Transcribe the lines of the records exactly, starting at the beginning of the records and ending at the line that contains "popup-item-xyz[interactable]: XYZ bbox=[137, 348, 369, 380]".

Excerpts from a layout annotation set
----

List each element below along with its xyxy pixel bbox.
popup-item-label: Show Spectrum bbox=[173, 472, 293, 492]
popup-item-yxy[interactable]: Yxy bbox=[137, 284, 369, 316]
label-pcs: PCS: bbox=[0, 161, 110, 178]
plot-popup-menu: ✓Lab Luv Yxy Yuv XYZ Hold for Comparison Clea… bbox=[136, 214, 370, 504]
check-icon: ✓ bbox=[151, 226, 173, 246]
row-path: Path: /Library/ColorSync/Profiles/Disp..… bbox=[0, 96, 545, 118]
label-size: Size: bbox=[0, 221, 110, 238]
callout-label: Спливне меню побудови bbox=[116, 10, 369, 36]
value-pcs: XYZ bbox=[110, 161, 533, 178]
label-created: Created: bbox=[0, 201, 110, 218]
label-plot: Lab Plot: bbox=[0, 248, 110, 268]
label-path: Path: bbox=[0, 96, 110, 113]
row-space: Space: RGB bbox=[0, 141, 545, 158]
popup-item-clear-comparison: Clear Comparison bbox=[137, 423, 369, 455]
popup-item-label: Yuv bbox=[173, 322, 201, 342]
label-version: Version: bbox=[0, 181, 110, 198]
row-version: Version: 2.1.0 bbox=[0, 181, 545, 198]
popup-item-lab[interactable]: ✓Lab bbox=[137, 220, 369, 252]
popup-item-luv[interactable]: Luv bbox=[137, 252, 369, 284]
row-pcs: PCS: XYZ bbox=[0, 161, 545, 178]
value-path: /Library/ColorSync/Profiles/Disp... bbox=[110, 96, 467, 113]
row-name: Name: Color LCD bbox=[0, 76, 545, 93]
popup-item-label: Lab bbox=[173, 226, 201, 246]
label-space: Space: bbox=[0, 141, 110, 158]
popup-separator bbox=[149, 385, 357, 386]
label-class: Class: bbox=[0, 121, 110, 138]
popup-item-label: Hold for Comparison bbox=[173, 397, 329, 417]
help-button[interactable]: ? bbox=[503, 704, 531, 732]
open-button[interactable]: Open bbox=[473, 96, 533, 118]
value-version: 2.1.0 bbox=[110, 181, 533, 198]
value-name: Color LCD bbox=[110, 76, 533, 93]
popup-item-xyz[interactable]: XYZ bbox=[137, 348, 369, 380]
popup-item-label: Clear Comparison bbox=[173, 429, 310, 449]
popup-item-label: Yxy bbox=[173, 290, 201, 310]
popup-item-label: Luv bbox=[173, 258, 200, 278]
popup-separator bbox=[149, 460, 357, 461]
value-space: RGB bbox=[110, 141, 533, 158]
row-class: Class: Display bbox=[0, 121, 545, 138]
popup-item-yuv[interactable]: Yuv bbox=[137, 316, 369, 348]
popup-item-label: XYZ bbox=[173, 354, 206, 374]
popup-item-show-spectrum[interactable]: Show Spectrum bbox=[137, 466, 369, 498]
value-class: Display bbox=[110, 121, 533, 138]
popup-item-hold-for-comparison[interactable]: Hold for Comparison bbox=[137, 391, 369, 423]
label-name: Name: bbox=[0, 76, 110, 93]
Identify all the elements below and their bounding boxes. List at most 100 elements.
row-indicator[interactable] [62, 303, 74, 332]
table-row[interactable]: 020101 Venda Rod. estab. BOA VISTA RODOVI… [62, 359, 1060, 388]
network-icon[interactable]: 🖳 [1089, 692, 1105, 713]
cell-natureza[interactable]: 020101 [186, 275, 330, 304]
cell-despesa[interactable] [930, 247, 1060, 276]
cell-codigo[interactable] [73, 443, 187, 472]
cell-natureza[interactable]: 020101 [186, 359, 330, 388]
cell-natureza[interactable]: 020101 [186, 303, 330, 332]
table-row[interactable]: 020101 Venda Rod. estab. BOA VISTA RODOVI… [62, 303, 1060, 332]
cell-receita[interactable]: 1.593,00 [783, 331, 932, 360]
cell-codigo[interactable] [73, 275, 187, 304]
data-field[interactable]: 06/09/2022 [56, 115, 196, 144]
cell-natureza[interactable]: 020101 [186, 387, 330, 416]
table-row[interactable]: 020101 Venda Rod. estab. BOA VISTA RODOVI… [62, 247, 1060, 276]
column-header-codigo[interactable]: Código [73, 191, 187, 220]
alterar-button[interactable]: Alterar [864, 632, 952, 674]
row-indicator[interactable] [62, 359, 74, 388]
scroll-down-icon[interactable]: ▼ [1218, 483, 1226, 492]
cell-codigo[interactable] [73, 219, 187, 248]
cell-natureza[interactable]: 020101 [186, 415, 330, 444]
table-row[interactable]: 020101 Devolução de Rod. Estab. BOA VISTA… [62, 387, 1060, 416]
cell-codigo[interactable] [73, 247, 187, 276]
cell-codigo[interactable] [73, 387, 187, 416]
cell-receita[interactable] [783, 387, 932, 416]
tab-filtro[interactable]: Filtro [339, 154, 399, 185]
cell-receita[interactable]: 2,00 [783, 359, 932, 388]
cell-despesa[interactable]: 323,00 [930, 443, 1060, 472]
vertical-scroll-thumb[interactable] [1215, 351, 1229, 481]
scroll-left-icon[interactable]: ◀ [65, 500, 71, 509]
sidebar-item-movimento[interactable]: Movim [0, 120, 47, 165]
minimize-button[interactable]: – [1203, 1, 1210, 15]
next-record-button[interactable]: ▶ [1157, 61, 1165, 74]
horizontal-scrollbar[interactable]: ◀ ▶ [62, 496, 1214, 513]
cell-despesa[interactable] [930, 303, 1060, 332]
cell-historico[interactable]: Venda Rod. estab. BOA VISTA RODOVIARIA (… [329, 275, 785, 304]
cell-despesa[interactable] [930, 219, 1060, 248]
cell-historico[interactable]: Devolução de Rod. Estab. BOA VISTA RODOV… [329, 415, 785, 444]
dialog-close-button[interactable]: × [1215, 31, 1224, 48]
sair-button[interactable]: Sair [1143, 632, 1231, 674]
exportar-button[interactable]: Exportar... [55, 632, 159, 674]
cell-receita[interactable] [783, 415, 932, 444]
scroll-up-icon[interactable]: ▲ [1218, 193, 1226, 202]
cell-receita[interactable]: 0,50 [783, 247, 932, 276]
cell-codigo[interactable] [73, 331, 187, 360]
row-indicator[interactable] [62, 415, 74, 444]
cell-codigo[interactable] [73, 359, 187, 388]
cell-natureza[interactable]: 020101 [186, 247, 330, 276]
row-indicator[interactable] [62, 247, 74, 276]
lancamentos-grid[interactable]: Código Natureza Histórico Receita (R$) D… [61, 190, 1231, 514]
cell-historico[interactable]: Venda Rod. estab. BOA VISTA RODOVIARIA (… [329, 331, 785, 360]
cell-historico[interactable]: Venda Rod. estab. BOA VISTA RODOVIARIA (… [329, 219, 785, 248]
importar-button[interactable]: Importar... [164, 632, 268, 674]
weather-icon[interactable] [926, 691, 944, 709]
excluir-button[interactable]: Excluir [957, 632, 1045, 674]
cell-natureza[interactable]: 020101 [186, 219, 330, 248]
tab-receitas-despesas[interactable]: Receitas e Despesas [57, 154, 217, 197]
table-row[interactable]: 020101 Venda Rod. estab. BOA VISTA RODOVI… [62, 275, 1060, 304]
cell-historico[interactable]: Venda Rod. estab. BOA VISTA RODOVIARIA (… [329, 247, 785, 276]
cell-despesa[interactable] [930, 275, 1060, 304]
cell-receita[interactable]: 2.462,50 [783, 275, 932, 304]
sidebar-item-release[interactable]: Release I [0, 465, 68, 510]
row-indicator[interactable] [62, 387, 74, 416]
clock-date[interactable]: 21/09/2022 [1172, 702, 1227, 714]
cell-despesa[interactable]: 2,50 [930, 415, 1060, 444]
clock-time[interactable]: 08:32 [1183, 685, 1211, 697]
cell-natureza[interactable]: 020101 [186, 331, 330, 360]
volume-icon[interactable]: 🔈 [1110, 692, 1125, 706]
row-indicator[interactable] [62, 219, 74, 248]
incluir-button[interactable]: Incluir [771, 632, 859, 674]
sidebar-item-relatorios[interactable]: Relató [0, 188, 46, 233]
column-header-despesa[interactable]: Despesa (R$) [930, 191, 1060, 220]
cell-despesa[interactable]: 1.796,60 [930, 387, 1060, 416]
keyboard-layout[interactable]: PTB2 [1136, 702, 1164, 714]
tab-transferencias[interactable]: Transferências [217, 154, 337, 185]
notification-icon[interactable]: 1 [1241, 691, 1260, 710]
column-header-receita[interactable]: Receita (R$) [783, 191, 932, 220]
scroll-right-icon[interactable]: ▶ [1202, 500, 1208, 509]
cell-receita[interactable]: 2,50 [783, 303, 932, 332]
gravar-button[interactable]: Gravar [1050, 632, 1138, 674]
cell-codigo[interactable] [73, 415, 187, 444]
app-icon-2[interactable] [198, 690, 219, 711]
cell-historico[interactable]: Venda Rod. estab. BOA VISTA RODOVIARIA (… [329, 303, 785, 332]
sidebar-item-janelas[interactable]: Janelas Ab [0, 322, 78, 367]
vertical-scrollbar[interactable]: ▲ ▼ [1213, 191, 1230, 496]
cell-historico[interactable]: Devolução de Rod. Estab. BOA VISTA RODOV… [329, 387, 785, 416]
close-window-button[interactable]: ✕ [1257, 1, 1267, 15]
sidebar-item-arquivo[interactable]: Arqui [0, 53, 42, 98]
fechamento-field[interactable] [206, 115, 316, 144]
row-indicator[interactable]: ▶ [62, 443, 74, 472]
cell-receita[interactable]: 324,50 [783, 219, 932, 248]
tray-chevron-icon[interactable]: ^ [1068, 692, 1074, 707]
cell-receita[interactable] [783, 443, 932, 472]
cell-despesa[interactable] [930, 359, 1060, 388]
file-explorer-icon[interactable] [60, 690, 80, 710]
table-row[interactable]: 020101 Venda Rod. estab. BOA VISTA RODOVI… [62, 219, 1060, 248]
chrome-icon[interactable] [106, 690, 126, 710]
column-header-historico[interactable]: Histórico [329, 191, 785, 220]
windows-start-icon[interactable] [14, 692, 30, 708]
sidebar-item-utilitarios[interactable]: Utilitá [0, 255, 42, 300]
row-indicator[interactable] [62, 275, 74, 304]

----

▶ **REPLY TO THE EXERCISE**:
List each element below along with its xyxy pixel bbox.
popup-item-label: Show Spectrum bbox=[173, 472, 293, 492]
popup-item-yxy[interactable]: Yxy bbox=[137, 284, 369, 316]
label-pcs: PCS: bbox=[0, 161, 110, 178]
plot-popup-menu: ✓Lab Luv Yxy Yuv XYZ Hold for Comparison Clea… bbox=[136, 214, 370, 504]
check-icon: ✓ bbox=[151, 226, 173, 246]
row-path: Path: /Library/ColorSync/Profiles/Disp..… bbox=[0, 96, 545, 118]
label-size: Size: bbox=[0, 221, 110, 238]
callout-label: Спливне меню побудови bbox=[116, 10, 369, 36]
value-pcs: XYZ bbox=[110, 161, 533, 178]
label-created: Created: bbox=[0, 201, 110, 218]
label-plot: Lab Plot: bbox=[0, 248, 110, 268]
label-path: Path: bbox=[0, 96, 110, 113]
row-space: Space: RGB bbox=[0, 141, 545, 158]
popup-item-clear-comparison: Clear Comparison bbox=[137, 423, 369, 455]
popup-item-label: Yuv bbox=[173, 322, 201, 342]
label-version: Version: bbox=[0, 181, 110, 198]
row-version: Version: 2.1.0 bbox=[0, 181, 545, 198]
popup-item-lab[interactable]: ✓Lab bbox=[137, 220, 369, 252]
popup-item-luv[interactable]: Luv bbox=[137, 252, 369, 284]
row-pcs: PCS: XYZ bbox=[0, 161, 545, 178]
value-path: /Library/ColorSync/Profiles/Disp... bbox=[110, 96, 467, 113]
row-name: Name: Color LCD bbox=[0, 76, 545, 93]
popup-item-label: Lab bbox=[173, 226, 201, 246]
label-space: Space: bbox=[0, 141, 110, 158]
popup-separator bbox=[149, 385, 357, 386]
label-class: Class: bbox=[0, 121, 110, 138]
popup-item-label: Hold for Comparison bbox=[173, 397, 329, 417]
help-button[interactable]: ? bbox=[503, 704, 531, 732]
open-button[interactable]: Open bbox=[473, 96, 533, 118]
value-version: 2.1.0 bbox=[110, 181, 533, 198]
value-name: Color LCD bbox=[110, 76, 533, 93]
popup-item-xyz[interactable]: XYZ bbox=[137, 348, 369, 380]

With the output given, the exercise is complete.